>>>>

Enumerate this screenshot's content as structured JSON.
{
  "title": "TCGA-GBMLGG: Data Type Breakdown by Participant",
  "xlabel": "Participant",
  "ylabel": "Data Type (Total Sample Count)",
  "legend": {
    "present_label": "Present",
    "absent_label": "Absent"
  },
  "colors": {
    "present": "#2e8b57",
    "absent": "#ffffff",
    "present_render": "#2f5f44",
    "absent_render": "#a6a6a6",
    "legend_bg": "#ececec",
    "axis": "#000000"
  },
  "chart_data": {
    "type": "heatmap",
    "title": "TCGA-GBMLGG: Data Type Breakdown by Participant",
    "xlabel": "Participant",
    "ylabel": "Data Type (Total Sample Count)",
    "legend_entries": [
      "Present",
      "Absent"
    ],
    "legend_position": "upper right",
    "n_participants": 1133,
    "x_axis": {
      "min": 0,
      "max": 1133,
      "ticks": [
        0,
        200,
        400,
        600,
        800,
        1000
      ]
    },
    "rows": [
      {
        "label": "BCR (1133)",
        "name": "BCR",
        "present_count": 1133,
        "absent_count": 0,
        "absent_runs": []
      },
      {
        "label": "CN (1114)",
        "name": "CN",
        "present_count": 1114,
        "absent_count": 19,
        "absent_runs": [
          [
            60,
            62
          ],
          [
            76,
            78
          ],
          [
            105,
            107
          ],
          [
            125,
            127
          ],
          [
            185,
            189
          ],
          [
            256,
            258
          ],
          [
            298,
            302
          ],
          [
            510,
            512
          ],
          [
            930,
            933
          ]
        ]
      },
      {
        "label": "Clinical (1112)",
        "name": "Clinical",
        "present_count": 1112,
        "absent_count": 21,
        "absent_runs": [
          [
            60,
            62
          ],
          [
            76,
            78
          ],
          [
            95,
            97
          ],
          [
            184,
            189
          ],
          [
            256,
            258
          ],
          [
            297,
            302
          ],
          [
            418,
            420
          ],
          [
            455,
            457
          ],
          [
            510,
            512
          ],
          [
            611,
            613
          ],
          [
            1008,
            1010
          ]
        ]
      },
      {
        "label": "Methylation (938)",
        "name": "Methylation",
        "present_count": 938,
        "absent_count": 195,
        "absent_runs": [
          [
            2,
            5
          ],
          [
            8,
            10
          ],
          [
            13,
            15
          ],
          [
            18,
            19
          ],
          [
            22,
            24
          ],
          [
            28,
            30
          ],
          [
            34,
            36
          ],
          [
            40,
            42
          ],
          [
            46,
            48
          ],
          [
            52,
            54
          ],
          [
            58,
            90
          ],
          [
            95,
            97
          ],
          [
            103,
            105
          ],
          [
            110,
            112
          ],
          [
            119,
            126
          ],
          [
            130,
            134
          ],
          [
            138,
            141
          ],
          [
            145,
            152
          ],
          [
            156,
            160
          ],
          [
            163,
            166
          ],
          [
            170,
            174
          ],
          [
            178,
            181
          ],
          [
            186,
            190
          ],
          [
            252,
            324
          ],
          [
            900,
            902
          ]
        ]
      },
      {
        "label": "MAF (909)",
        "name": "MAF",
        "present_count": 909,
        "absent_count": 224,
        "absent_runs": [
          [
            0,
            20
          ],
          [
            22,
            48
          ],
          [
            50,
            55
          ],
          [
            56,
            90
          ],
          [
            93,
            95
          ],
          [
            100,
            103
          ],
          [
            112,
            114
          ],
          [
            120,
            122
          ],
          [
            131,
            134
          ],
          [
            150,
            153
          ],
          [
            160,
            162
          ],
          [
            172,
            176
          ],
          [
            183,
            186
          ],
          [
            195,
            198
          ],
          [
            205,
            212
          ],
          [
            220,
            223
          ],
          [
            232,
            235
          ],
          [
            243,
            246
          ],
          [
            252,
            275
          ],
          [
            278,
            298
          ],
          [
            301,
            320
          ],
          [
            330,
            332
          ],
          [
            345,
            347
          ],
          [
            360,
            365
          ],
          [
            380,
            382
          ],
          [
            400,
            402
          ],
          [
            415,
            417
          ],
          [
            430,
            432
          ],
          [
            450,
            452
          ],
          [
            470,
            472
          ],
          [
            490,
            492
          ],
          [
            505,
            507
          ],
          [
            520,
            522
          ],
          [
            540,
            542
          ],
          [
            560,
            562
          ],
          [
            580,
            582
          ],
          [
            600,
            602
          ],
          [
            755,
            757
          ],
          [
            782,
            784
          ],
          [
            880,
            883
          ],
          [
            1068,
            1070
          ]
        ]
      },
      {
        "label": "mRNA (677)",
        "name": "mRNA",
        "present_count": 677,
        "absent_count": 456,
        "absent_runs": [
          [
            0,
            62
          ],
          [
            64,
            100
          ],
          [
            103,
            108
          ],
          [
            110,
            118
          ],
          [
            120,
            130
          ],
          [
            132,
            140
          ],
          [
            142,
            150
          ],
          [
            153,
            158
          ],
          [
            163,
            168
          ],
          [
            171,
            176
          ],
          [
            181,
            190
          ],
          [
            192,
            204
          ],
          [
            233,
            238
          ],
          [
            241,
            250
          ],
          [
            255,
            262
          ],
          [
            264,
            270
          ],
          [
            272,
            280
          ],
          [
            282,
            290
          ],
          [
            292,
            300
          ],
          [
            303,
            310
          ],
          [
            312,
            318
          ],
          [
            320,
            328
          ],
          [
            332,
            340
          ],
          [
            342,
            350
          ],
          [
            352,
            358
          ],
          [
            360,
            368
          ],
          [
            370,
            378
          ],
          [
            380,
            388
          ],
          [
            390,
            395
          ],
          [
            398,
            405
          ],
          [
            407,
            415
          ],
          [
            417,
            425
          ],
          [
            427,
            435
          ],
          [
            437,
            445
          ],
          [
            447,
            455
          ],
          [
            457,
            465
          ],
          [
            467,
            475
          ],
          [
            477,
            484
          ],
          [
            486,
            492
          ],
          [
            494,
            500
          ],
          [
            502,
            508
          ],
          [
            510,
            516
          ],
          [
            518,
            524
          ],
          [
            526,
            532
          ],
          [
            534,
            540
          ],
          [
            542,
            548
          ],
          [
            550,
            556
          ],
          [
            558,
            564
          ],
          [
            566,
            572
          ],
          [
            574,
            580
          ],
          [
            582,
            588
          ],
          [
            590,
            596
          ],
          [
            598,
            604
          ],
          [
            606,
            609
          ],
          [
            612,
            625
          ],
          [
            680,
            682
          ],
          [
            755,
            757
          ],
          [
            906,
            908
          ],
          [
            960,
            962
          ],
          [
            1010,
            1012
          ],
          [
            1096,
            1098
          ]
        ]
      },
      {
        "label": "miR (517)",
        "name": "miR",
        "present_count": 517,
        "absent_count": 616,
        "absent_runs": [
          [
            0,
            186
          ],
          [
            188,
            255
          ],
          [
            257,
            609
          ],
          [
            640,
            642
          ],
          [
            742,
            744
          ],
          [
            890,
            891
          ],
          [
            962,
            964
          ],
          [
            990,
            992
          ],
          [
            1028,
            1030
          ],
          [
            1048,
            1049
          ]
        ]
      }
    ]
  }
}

<<<<

> THE PROBLEM: Retype the entries one by one, exactly.

> ANSWER SECTION:
Enumerate this screenshot's content as structured JSON.
{
  "title": "TCGA-GBMLGG: Data Type Breakdown by Participant",
  "xlabel": "Participant",
  "ylabel": "Data Type (Total Sample Count)",
  "legend": {
    "present_label": "Present",
    "absent_label": "Absent"
  },
  "colors": {
    "present": "#2e8b57",
    "absent": "#ffffff",
    "present_render": "#2f5f44",
    "absent_render": "#a6a6a6",
    "legend_bg": "#ececec",
    "axis": "#000000"
  },
  "chart_data": {
    "type": "heatmap",
    "title": "TCGA-GBMLGG: Data Type Breakdown by Participant",
    "xlabel": "Participant",
    "ylabel": "Data Type (Total Sample Count)",
    "legend_entries": [
      "Present",
      "Absent"
    ],
    "legend_position": "upper right",
    "n_participants": 1133,
    "x_axis": {
      "min": 0,
      "max": 1133,
      "ticks": [
        0,
        200,
        400,
        600,
        800,
        1000
      ]
    },
    "rows": [
      {
        "label": "BCR (1133)",
        "name": "BCR",
        "present_count": 1133,
        "absent_count": 0,
        "absent_runs": []
      },
      {
        "label": "CN (1114)",
        "name": "CN",
        "present_count": 1114,
        "absent_count": 19,
        "absent_runs": [
          [
            60,
            62
          ],
          [
            76,
            78
          ],
          [
            105,
            107
          ],
          [
            125,
            127
          ],
          [
            185,
            189
          ],
          [
            256,
            258
          ],
          [
            298,
            302
          ],
          [
            510,
            512
          ],
          [
            930,
            933
          ]
        ]
      },
      {
        "label": "Clinical (1112)",
        "name": "Clinical",
        "present_count": 1112,
        "absent_count": 21,
        "absent_runs": [
          [
            60,
            62
          ],
          [
            76,
            78
          ],
          [
            95,
            97
          ],
          [
            184,
            189
          ],
          [
            256,
            258
          ],
          [
            297,
            302
          ],
          [
            418,
            420
          ],
          [
            455,
            457
          ],
          [
            510,
            512
          ],
          [
            611,
            613
          ],
          [
            1008,
            1010
          ]
        ]
      },
      {
        "label": "Methylation (938)",
        "name": "Methylation",
        "present_count": 938,
        "absent_count": 195,
        "absent_runs": [
          [
            2,
            5
          ],
          [
            8,
            10
          ],
          [
            13,
            15
          ],
          [
            18,
            19
          ],
          [
            22,
            24
          ],
          [
            28,
            30
          ],
          [
            34,
            36
          ],
          [
            40,
            42
          ],
          [
            46,
            48
          ],
          [
            52,
            54
          ],
          [
            58,
            90
          ],
          [
            95,
            97
          ],
          [
            103,
            105
          ],
          [
            110,
            112
          ],
          [
            119,
            126
          ],
          [
            130,
            134
          ],
          [
            138,
            141
          ],
          [
            145,
            152
          ],
          [
            156,
            160
          ],
          [
            163,
            166
          ],
          [
            170,
            174
          ],
          [
            178,
            181
          ],
          [
            186,
            190
          ],
          [
            252,
            324
          ],
          [
            900,
            902
          ]
        ]
      },
      {
        "label": "MAF (909)",
        "name": "MAF",
        "present_count": 909,
        "absent_count": 224,
        "absent_runs": [
          [
            0,
            20
          ],
          [
            22,
            48
          ],
          [
            50,
            55
          ],
          [
            56,
            90
          ],
          [
            93,
            95
          ],
          [
            100,
            103
          ],
          [
            112,
            114
          ],
          [
            120,
            122
          ],
          [
            131,
            134
          ],
          [
            150,
            153
          ],
          [
            160,
            162
          ],
          [
            172,
            176
          ],
          [
            183,
            186
          ],
          [
            195,
            198
          ],
          [
            205,
            212
          ],
          [
            220,
            223
          ],
          [
            232,
            235
          ],
          [
            243,
            246
          ],
          [
            252,
            275
          ],
          [
            278,
            298
          ],
          [
            301,
            320
          ],
          [
            330,
            332
          ],
          [
            345,
            347
          ],
          [
            360,
            365
          ],
          [
            380,
            382
          ],
          [
            400,
            402
          ],
          [
            415,
            417
          ],
          [
            430,
            432
          ],
          [
            450,
            452
          ],
          [
            470,
            472
          ],
          [
            490,
            492
          ],
          [
            505,
            507
          ],
          [
            520,
            522
          ],
          [
            540,
            542
          ],
          [
            560,
            562
          ],
          [
            580,
            582
          ],
          [
            600,
            602
          ],
          [
            755,
            757
          ],
          [
            782,
            784
          ],
          [
            880,
            883
          ],
          [
            1068,
            1070
          ]
        ]
      },
      {
        "label": "mRNA (677)",
        "name": "mRNA",
        "present_count": 677,
        "absent_count": 456,
        "absent_runs": [
          [
            0,
            62
          ],
          [
            64,
            100
          ],
          [
            103,
            108
          ],
          [
            110,
            118
          ],
          [
            120,
            130
          ],
          [
            132,
            140
          ],
          [
            142,
            150
          ],
          [
            153,
            158
          ],
          [
            163,
            168
          ],
          [
            171,
            176
          ],
          [
            181,
            190
          ],
          [
            192,
            204
          ],
          [
            233,
            238
          ],
          [
            241,
            250
          ],
          [
            255,
            262
          ],
          [
            264,
            270
          ],
          [
            272,
            280
          ],
          [
            282,
            290
          ],
          [
            292,
            300
          ],
          [
            303,
            310
          ],
          [
            312,
            318
          ],
          [
            320,
            328
          ],
          [
            332,
            340
          ],
          [
            342,
            350
          ],
          [
            352,
            358
          ],
          [
            360,
            368
          ],
          [
            370,
            378
          ],
          [
            380,
            388
          ],
          [
            390,
            395
          ],
          [
            398,
            405
          ],
          [
            407,
            415
          ],
          [
            417,
            425
          ],
          [
            427,
            435
          ],
          [
            437,
            445
          ],
          [
            447,
            455
          ],
          [
            457,
            465
          ],
          [
            467,
            475
          ],
          [
            477,
            484
          ],
          [
            486,
            492
          ],
          [
            494,
            500
          ],
          [
            502,
            508
          ],
          [
            510,
            516
          ],
          [
            518,
            524
          ],
          [
            526,
            532
          ],
          [
            534,
            540
          ],
          [
            542,
            548
          ],
          [
            550,
            556
          ],
          [
            558,
            564
          ],
          [
            566,
            572
          ],
          [
            574,
            580
          ],
          [
            582,
            588
          ],
          [
            590,
            596
          ],
          [
            598,
            604
          ],
          [
            606,
            609
          ],
          [
            612,
            625
          ],
          [
            680,
            682
          ],
          [
            755,
            757
          ],
          [
            906,
            908
          ],
          [
            960,
            962
          ],
          [
            1010,
            1012
          ],
          [
            1096,
            1098
          ]
        ]
      },
      {
        "label": "miR (517)",
        "name": "miR",
        "present_count": 517,
        "absent_count": 616,
        "absent_runs": [
          [
            0,
            186
          ],
          [
            188,
            255
          ],
          [
            257,
            609
          ],
          [
            640,
            642
          ],
          [
            742,
            744
          ],
          [
            890,
            891
          ],
          [
            962,
            964
          ],
          [
            990,
            992
          ],
          [
            1028,
            1030
          ],
          [
            1048,
            1049
          ]
        ]
      }
    ]
  }
}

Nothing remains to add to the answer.